====== Verilen alıntı

İlgili atasözleri ve anlamları


İçinde "dünya" sözcüğü geçen atasözleri ve açıklamaları:

  • Dünya bir gemi, akıl yelkeni, fikir dümeni, kolla kendini, göreyim seni: İşlerini aksatmadan yürütmek isteyen, aklının gücünden, düşünce ve sağduyusunun kılavuzluğundan ayrılmamalıdır.
  • Dünya bir, işin bin: (atasözünün anlamı) Bu dünyada insanın önceden düşünemediği, türlü türlü durumlar ortaya çıkar.
  • Dünya bir yağlı kuyruktur; yiyebilene aşk olsun: Dünyada kazanç yolları çoktur. İş becerip yararlanabilenleri övgü ile anmak gerekir.
  • Dünya bol olmuş neye yarar, pabuç dar olduktan sonra: Rahatlık, özgürlük, bolluk bulunan yer, bunlardan yararlanma olanağı bulunmayan kişiler için bir değer taşımaz.
  • Dünya dört kulplu bir kazan, bir kulpundan tut da kazan: Bu dünyada herkes için kazanç yolu vardır. Ancak bunlardan birini izleyip yürümeyi bilmek gerektir.
  • Dünya gençten gence, dinçten dince: İnsanlar yaşlanınca iş yapamaz ya da yeniliklere karşı uyum sağlayamaz olurlar.
  • Dünya iki kapılı handır (gelen bilmez, giden gelmez): İnsan doğarak geldiği Dünya'da Allah'ın takdir ettiği sürece kalır, sonra ölüm ile ayrılır.
  • Dünya kâfirin cennetidir: Allah'a inanmayan ve kötü işler yapan insanlar cehenneme gideceği için dünya onlara cennet gibidir.

============

Verilen görev A. Lütfen "dünya" atasözleriyle ilgili alıntıda "İlgili atasözleri ve" sözlerinden "bir değer taşımaz." sözlerine kadar her şeyi aynen yazıya geçirin.
Aşağıdaki kayıtların alıntıyla hiçbir ilgisi yoktur.

====== Görev malzemesi

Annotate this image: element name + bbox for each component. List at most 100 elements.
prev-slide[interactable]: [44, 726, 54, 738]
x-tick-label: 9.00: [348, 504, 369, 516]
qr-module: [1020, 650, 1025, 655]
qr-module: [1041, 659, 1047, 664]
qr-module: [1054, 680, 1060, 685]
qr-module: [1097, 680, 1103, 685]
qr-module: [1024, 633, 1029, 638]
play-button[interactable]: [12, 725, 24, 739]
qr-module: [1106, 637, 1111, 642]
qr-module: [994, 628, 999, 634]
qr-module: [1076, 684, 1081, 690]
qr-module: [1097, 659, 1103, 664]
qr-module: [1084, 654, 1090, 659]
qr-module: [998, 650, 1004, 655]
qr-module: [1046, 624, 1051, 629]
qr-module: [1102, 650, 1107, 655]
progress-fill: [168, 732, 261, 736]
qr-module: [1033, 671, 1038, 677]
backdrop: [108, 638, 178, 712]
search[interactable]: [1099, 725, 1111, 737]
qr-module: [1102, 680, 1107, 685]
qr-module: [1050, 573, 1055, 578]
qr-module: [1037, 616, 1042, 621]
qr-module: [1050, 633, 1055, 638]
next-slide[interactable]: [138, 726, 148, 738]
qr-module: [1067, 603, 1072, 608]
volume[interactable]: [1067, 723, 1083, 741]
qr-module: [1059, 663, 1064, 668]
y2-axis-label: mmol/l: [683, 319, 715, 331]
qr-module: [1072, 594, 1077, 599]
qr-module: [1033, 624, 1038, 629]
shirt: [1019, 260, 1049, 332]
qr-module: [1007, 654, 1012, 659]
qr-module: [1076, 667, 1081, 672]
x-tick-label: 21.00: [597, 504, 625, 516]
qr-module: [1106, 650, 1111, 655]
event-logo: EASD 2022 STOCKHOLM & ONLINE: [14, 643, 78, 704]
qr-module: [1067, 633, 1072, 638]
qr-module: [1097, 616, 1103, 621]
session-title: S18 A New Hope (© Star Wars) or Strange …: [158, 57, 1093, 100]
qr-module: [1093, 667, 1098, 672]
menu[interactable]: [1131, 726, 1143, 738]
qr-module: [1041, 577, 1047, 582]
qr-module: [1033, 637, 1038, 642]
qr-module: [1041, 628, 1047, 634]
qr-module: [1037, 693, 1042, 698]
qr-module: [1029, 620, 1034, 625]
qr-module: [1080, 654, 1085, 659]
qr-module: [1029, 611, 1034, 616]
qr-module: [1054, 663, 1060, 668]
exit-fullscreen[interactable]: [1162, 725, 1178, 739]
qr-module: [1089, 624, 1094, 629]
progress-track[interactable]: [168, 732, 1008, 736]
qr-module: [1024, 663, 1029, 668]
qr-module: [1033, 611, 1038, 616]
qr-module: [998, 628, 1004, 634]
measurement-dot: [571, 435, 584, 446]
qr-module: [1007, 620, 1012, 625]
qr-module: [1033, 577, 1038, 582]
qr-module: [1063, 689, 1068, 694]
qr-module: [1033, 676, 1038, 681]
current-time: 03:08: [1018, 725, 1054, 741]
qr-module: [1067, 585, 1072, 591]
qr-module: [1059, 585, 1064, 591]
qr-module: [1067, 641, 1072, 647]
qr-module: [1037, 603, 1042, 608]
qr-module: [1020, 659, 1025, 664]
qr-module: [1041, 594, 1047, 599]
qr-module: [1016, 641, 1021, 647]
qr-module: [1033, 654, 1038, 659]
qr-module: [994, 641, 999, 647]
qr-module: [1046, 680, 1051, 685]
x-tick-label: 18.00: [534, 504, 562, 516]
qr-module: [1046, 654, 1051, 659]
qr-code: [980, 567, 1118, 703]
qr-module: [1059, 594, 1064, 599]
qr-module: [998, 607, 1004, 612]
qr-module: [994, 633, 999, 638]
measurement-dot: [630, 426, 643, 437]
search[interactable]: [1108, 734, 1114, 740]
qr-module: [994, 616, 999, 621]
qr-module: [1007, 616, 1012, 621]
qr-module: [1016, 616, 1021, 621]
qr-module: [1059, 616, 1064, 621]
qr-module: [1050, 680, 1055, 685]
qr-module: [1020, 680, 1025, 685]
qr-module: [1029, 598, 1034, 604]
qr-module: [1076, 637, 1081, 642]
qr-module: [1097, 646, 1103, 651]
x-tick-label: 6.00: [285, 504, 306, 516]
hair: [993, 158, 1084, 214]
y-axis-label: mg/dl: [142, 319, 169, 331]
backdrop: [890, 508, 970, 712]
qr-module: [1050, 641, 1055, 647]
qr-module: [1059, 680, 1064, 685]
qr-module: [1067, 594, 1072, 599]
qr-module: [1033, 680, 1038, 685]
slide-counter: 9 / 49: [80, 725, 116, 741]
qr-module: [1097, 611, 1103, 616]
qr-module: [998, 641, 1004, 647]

============

Verilen görev B. Kayıtların en başından "qr-module: [1007, 620, 1012, 625]" ifadesini içeren satıra kadar, bu satır da dahil olmak üzere her şeyi, her satır için bir dize olacak biçimde bir JSON listesi olarak verin. Boş satırları atlayın ve yalnızca bu satırları verin.

Görev çıktısı A.
İlgili atasözleri ve anlamları


İçinde "dünya" sözcüğü geçen atasözleri ve açıklamaları:

  • Dünya bir gemi, akıl yelkeni, fikir dümeni, kolla kendini, göreyim seni: İşlerini aksatmadan yürütmek isteyen, aklının gücünden, düşünce ve sağduyusunun kılavuzluğundan ayrılmamalıdır.
  • Dünya bir, işin bin: (atasözünün anlamı) Bu dünyada insanın önceden düşünemediği, türlü türlü durumlar ortaya çıkar.
  • Dünya bir yağlı kuyruktur; yiyebilene aşk olsun: Dünyada kazanç yolları çoktur. İş becerip yararlanabilenleri övgü ile anmak gerekir.
  • Dünya bol olmuş neye yarar, pabuç dar olduktan sonra: Rahatlık, özgürlük, bolluk bulunan yer, bunlardan yararlanma olanağı bulunmayan kişiler için bir değer taşımaz.

Görev çıktısı B.
[
  "Annotate this image: element name + bbox for each component. List at most 100 elements.",
  "prev-slide[interactable]: [44, 726, 54, 738]",
  "x-tick-label: 9.00: [348, 504, 369, 516]",
  "qr-module: [1020, 650, 1025, 655]",
  "qr-module: [1041, 659, 1047, 664]",
  "qr-module: [1054, 680, 1060, 685]",
  "qr-module: [1097, 680, 1103, 685]",
  "qr-module: [1024, 633, 1029, 638]",
  "play-button[interactable]: [12, 725, 24, 739]",
  "qr-module: [1106, 637, 1111, 642]",
  "qr-module: [994, 628, 999, 634]",
  "qr-module: [1076, 684, 1081, 690]",
  "qr-module: [1097, 659, 1103, 664]",
  "qr-module: [1084, 654, 1090, 659]",
  "qr-module: [998, 650, 1004, 655]",
  "qr-module: [1046, 624, 1051, 629]",
  "qr-module: [1102, 650, 1107, 655]",
  "progress-fill: [168, 732, 261, 736]",
  "qr-module: [1033, 671, 1038, 677]",
  "backdrop: [108, 638, 178, 712]",
  "search[interactable]: [1099, 725, 1111, 737]",
  "qr-module: [1102, 680, 1107, 685]",
  "qr-module: [1050, 573, 1055, 578]",
  "qr-module: [1037, 616, 1042, 621]",
  "qr-module: [1050, 633, 1055, 638]",
  "next-slide[interactable]: [138, 726, 148, 738]",
  "qr-module: [1067, 603, 1072, 608]",
  "volume[interactable]: [1067, 723, 1083, 741]",
  "qr-module: [1059, 663, 1064, 668]",
  "y2-axis-label: mmol/l: [683, 319, 715, 331]",
  "qr-module: [1072, 594, 1077, 599]",
  "qr-module: [1033, 624, 1038, 629]",
  "shirt: [1019, 260, 1049, 332]",
  "qr-module: [1007, 654, 1012, 659]",
  "qr-module: [1076, 667, 1081, 672]",
  "x-tick-label: 21.00: [597, 504, 625, 516]",
  "qr-module: [1106, 650, 1111, 655]",
  "event-logo: EASD 2022 STOCKHOLM & ONLINE: [14, 643, 78, 704]",
  "qr-module: [1067, 633, 1072, 638]",
  "qr-module: [1097, 616, 1103, 621]",
  "session-title: S18 A New Hope (© Star Wars) or Strange …: [158, 57, 1093, 100]",
  "qr-module: [1093, 667, 1098, 672]",
  "menu[interactable]: [1131, 726, 1143, 738]",
  "qr-module: [1041, 577, 1047, 582]",
  "qr-module: [1033, 637, 1038, 642]",
  "qr-module: [1041, 628, 1047, 634]",
  "qr-module: [1037, 693, 1042, 698]",
  "qr-module: [1029, 620, 1034, 625]",
  "qr-module: [1080, 654, 1085, 659]",
  "qr-module: [1029, 611, 1034, 616]",
  "qr-module: [1054, 663, 1060, 668]",
  "exit-fullscreen[interactable]: [1162, 725, 1178, 739]",
  "qr-module: [1089, 624, 1094, 629]",
  "progress-track[interactable]: [168, 732, 1008, 736]",
  "qr-module: [1024, 663, 1029, 668]",
  "qr-module: [1033, 611, 1038, 616]",
  "qr-module: [998, 628, 1004, 634]",
  "measurement-dot: [571, 435, 584, 446]",
  "qr-module: [1007, 620, 1012, 625]"
]